▶ _Objective_
Leave every picture out and write out the records below exactly.

▶ _Records to process_
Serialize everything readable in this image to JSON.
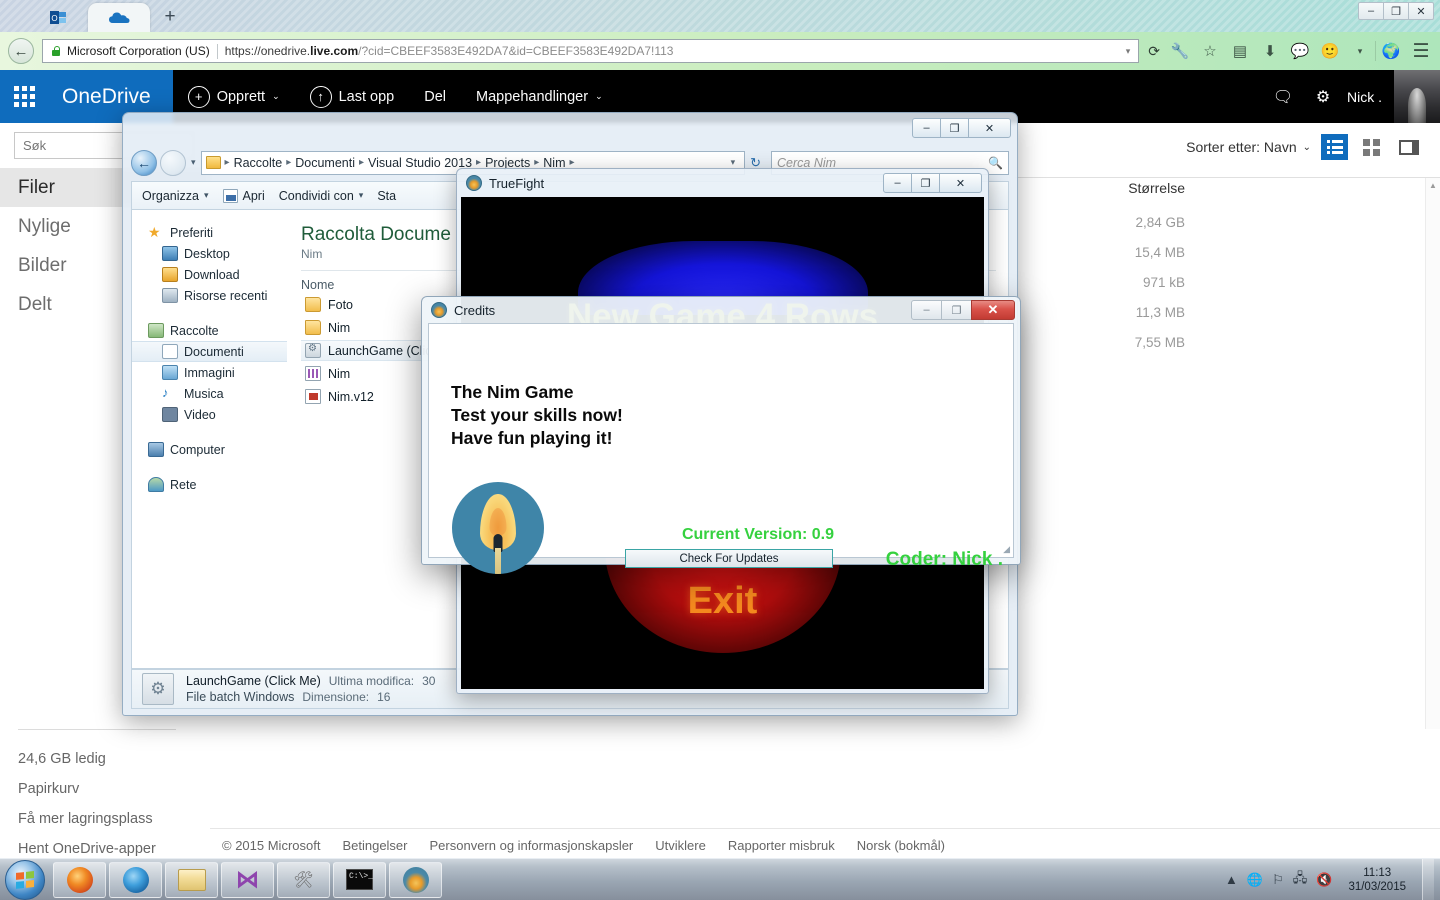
{
  "browser": {
    "tabs": [
      {
        "name": "outlook-tab",
        "icon": "outlook-icon",
        "active": false
      },
      {
        "name": "onedrive-tab",
        "icon": "onedrive-cloud-icon",
        "active": true
      }
    ],
    "new_tab_label": "+",
    "window_buttons": [
      "–",
      "❐",
      "✕"
    ],
    "back_arrow": "←",
    "url": {
      "owner": "Microsoft Corporation (US)",
      "scheme": "https://",
      "host_prefix": "onedrive.",
      "host_bold": "live.com",
      "path": "/?cid=CBEEF3583E492DA7&id=CBEEF3583E492DA7!113"
    },
    "dropdown": "▾",
    "reload": "⟳",
    "nav_icons": [
      "wrench-icon",
      "star-icon",
      "clipboard-icon",
      "download-icon",
      "chat-icon",
      "smiley-icon",
      "chevron-down-icon",
      "globe-icon",
      "hamburger-menu-icon"
    ]
  },
  "onedrive": {
    "brand": "OneDrive",
    "waffle": "app-launcher",
    "menu": [
      {
        "label": "Opprett",
        "icon": "plus-circle-icon",
        "caret": "⌄"
      },
      {
        "label": "Last opp",
        "icon": "upload-circle-icon",
        "caret": ""
      },
      {
        "label": "Del",
        "icon": "",
        "caret": ""
      },
      {
        "label": "Mappehandlinger",
        "icon": "",
        "caret": "⌄"
      }
    ],
    "header_right": {
      "chat_icon": "chat-bubble-icon",
      "settings_icon": "gear-icon",
      "user": "Nick ."
    },
    "search": {
      "placeholder": "Søk",
      "value": ""
    },
    "nav": [
      {
        "label": "Filer",
        "selected": true
      },
      {
        "label": "Nylige",
        "selected": false
      },
      {
        "label": "Bilder",
        "selected": false
      },
      {
        "label": "Delt",
        "selected": false
      }
    ],
    "sidebar_bottom": [
      "24,6 GB ledig",
      "Papirkurv",
      "Få mer lagringsplass",
      "Hent OneDrive-apper"
    ],
    "toolbar": {
      "sort_label": "Sorter etter: Navn",
      "sort_caret": "⌄",
      "views": [
        "list-view-icon",
        "tiles-view-icon",
        "details-pane-icon"
      ]
    },
    "column_header": "Størrelse",
    "sizes": [
      "2,84 GB",
      "15,4 MB",
      "971 kB",
      "11,3 MB",
      "7,55 MB"
    ],
    "footer": [
      "© 2015 Microsoft",
      "Betingelser",
      "Personvern og informasjonskapsler",
      "Utviklere",
      "Rapporter misbruk",
      "Norsk (bokmål)"
    ]
  },
  "explorer": {
    "window_buttons": [
      "–",
      "❐",
      "✕"
    ],
    "breadcrumb": [
      "Raccolte",
      "Documenti",
      "Visual Studio 2013",
      "Projects",
      "Nim"
    ],
    "breadcrumb_sep": "▸",
    "search_placeholder": "Cerca Nim",
    "toolbar": [
      {
        "label": "Organizza",
        "caret": "▾",
        "icon": ""
      },
      {
        "label": "Apri",
        "caret": "",
        "icon": "open-file-icon"
      },
      {
        "label": "Condividi con",
        "caret": "▾",
        "icon": ""
      },
      {
        "label": "Sta",
        "caret": "",
        "icon": ""
      }
    ],
    "nav_groups": [
      {
        "header": {
          "label": "Preferiti",
          "icon": "star-icon"
        },
        "items": [
          {
            "label": "Desktop",
            "icon": "desktop-icon"
          },
          {
            "label": "Download",
            "icon": "download-folder-icon"
          },
          {
            "label": "Risorse recenti",
            "icon": "recent-places-icon"
          }
        ]
      },
      {
        "header": {
          "label": "Raccolte",
          "icon": "libraries-icon"
        },
        "items": [
          {
            "label": "Documenti",
            "icon": "documents-icon",
            "selected": true
          },
          {
            "label": "Immagini",
            "icon": "pictures-icon",
            "selected": false
          },
          {
            "label": "Musica",
            "icon": "music-icon",
            "selected": false
          },
          {
            "label": "Video",
            "icon": "video-icon",
            "selected": false
          }
        ]
      },
      {
        "header": {
          "label": "Computer",
          "icon": "computer-icon"
        },
        "items": []
      },
      {
        "header": {
          "label": "Rete",
          "icon": "network-icon"
        },
        "items": []
      }
    ],
    "library_title": "Raccolta Docume",
    "library_sub": "Nim",
    "column_name": "Nome",
    "files": [
      {
        "label": "Foto",
        "icon": "folder-icon",
        "selected": false
      },
      {
        "label": "Nim",
        "icon": "folder-icon",
        "selected": false
      },
      {
        "label": "LaunchGame (Clic",
        "icon": "batch-file-icon",
        "selected": true
      },
      {
        "label": "Nim",
        "icon": "solution-file-icon",
        "selected": false
      },
      {
        "label": "Nim.v12",
        "icon": "suo-file-icon",
        "selected": false
      }
    ],
    "status": {
      "name": "LaunchGame (Click Me)",
      "type": "File batch Windows",
      "modified_label": "Ultima modifica:",
      "modified_value": "30",
      "size_label": "Dimensione:",
      "size_value": "16"
    }
  },
  "truefight": {
    "title": "TrueFight",
    "window_buttons": [
      "–",
      "❐",
      "✕"
    ],
    "new_game_label": "New Game 4 Rows",
    "exit_label": "Exit"
  },
  "credits": {
    "title": "Credits",
    "window_buttons": [
      "–",
      "❐",
      "✕"
    ],
    "lines": [
      "The Nim Game",
      "Test your skills now!",
      "Have fun playing it!"
    ],
    "logo": "candle-flame-icon",
    "version_text": "Current Version: 0.9",
    "update_button": "Check For Updates",
    "coder_text": "Coder: Nick .",
    "colors": {
      "green_text": "#35d13f",
      "button_border": "#3aa5a5",
      "close_button": "#d9524a",
      "logo_circle": "#3f85a8"
    }
  },
  "taskbar": {
    "start": "windows-start-orb",
    "buttons": [
      "firefox-icon",
      "blue-browser-icon",
      "explorer-folder-icon",
      "visual-studio-icon",
      "tools-icon",
      "command-prompt-icon",
      "nim-candle-icon"
    ],
    "cmd_glyph": "C:\\>_",
    "tray_icons": [
      "show-hidden-icon",
      "network-globe-icon",
      "action-flag-icon",
      "network-monitor-icon",
      "volume-muted-icon"
    ],
    "clock_time": "11:13",
    "clock_date": "31/03/2015"
  }
}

▶ _Exercise answer_
Serialize everything readable in this image to JSON.
{
  "browser": {
    "tabs": [
      {
        "name": "outlook-tab",
        "icon": "outlook-icon",
        "active": false
      },
      {
        "name": "onedrive-tab",
        "icon": "onedrive-cloud-icon",
        "active": true
      }
    ],
    "new_tab_label": "+",
    "window_buttons": [
      "–",
      "❐",
      "✕"
    ],
    "back_arrow": "←",
    "url": {
      "owner": "Microsoft Corporation (US)",
      "scheme": "https://",
      "host_prefix": "onedrive.",
      "host_bold": "live.com",
      "path": "/?cid=CBEEF3583E492DA7&id=CBEEF3583E492DA7!113"
    },
    "dropdown": "▾",
    "reload": "⟳",
    "nav_icons": [
      "wrench-icon",
      "star-icon",
      "clipboard-icon",
      "download-icon",
      "chat-icon",
      "smiley-icon",
      "chevron-down-icon",
      "globe-icon",
      "hamburger-menu-icon"
    ]
  },
  "onedrive": {
    "brand": "OneDrive",
    "waffle": "app-launcher",
    "menu": [
      {
        "label": "Opprett",
        "icon": "plus-circle-icon",
        "caret": "⌄"
      },
      {
        "label": "Last opp",
        "icon": "upload-circle-icon",
        "caret": ""
      },
      {
        "label": "Del",
        "icon": "",
        "caret": ""
      },
      {
        "label": "Mappehandlinger",
        "icon": "",
        "caret": "⌄"
      }
    ],
    "header_right": {
      "chat_icon": "chat-bubble-icon",
      "settings_icon": "gear-icon",
      "user": "Nick ."
    },
    "search": {
      "placeholder": "Søk",
      "value": ""
    },
    "nav": [
      {
        "label": "Filer",
        "selected": true
      },
      {
        "label": "Nylige",
        "selected": false
      },
      {
        "label": "Bilder",
        "selected": false
      },
      {
        "label": "Delt",
        "selected": false
      }
    ],
    "sidebar_bottom": [
      "24,6 GB ledig",
      "Papirkurv",
      "Få mer lagringsplass",
      "Hent OneDrive-apper"
    ],
    "toolbar": {
      "sort_label": "Sorter etter: Navn",
      "sort_caret": "⌄",
      "views": [
        "list-view-icon",
        "tiles-view-icon",
        "details-pane-icon"
      ]
    },
    "column_header": "Størrelse",
    "sizes": [
      "2,84 GB",
      "15,4 MB",
      "971 kB",
      "11,3 MB",
      "7,55 MB"
    ],
    "footer": [
      "© 2015 Microsoft",
      "Betingelser",
      "Personvern og informasjonskapsler",
      "Utviklere",
      "Rapporter misbruk",
      "Norsk (bokmål)"
    ]
  },
  "explorer": {
    "window_buttons": [
      "–",
      "❐",
      "✕"
    ],
    "breadcrumb": [
      "Raccolte",
      "Documenti",
      "Visual Studio 2013",
      "Projects",
      "Nim"
    ],
    "breadcrumb_sep": "▸",
    "search_placeholder": "Cerca Nim",
    "toolbar": [
      {
        "label": "Organizza",
        "caret": "▾",
        "icon": ""
      },
      {
        "label": "Apri",
        "caret": "",
        "icon": "open-file-icon"
      },
      {
        "label": "Condividi con",
        "caret": "▾",
        "icon": ""
      },
      {
        "label": "Sta",
        "caret": "",
        "icon": ""
      }
    ],
    "nav_groups": [
      {
        "header": {
          "label": "Preferiti",
          "icon": "star-icon"
        },
        "items": [
          {
            "label": "Desktop",
            "icon": "desktop-icon"
          },
          {
            "label": "Download",
            "icon": "download-folder-icon"
          },
          {
            "label": "Risorse recenti",
            "icon": "recent-places-icon"
          }
        ]
      },
      {
        "header": {
          "label": "Raccolte",
          "icon": "libraries-icon"
        },
        "items": [
          {
            "label": "Documenti",
            "icon": "documents-icon",
            "selected": true
          },
          {
            "label": "Immagini",
            "icon": "pictures-icon",
            "selected": false
          },
          {
            "label": "Musica",
            "icon": "music-icon",
            "selected": false
          },
          {
            "label": "Video",
            "icon": "video-icon",
            "selected": false
          }
        ]
      },
      {
        "header": {
          "label": "Computer",
          "icon": "computer-icon"
        },
        "items": []
      },
      {
        "header": {
          "label": "Rete",
          "icon": "network-icon"
        },
        "items": []
      }
    ],
    "library_title": "Raccolta Docume",
    "library_sub": "Nim",
    "column_name": "Nome",
    "files": [
      {
        "label": "Foto",
        "icon": "folder-icon",
        "selected": false
      },
      {
        "label": "Nim",
        "icon": "folder-icon",
        "selected": false
      },
      {
        "label": "LaunchGame (Clic",
        "icon": "batch-file-icon",
        "selected": true
      },
      {
        "label": "Nim",
        "icon": "solution-file-icon",
        "selected": false
      },
      {
        "label": "Nim.v12",
        "icon": "suo-file-icon",
        "selected": false
      }
    ],
    "status": {
      "name": "LaunchGame (Click Me)",
      "type": "File batch Windows",
      "modified_label": "Ultima modifica:",
      "modified_value": "30",
      "size_label": "Dimensione:",
      "size_value": "16"
    }
  },
  "truefight": {
    "title": "TrueFight",
    "window_buttons": [
      "–",
      "❐",
      "✕"
    ],
    "new_game_label": "New Game 4 Rows",
    "exit_label": "Exit"
  },
  "credits": {
    "title": "Credits",
    "window_buttons": [
      "–",
      "❐",
      "✕"
    ],
    "lines": [
      "The Nim Game",
      "Test your skills now!",
      "Have fun playing it!"
    ],
    "logo": "candle-flame-icon",
    "version_text": "Current Version: 0.9",
    "update_button": "Check For Updates",
    "coder_text": "Coder: Nick .",
    "colors": {
      "green_text": "#35d13f",
      "button_border": "#3aa5a5",
      "close_button": "#d9524a",
      "logo_circle": "#3f85a8"
    }
  },
  "taskbar": {
    "start": "windows-start-orb",
    "buttons": [
      "firefox-icon",
      "blue-browser-icon",
      "explorer-folder-icon",
      "visual-studio-icon",
      "tools-icon",
      "command-prompt-icon",
      "nim-candle-icon"
    ],
    "cmd_glyph": "C:\\>_",
    "tray_icons": [
      "show-hidden-icon",
      "network-globe-icon",
      "action-flag-icon",
      "network-monitor-icon",
      "volume-muted-icon"
    ],
    "clock_time": "11:13",
    "clock_date": "31/03/2015"
  }
}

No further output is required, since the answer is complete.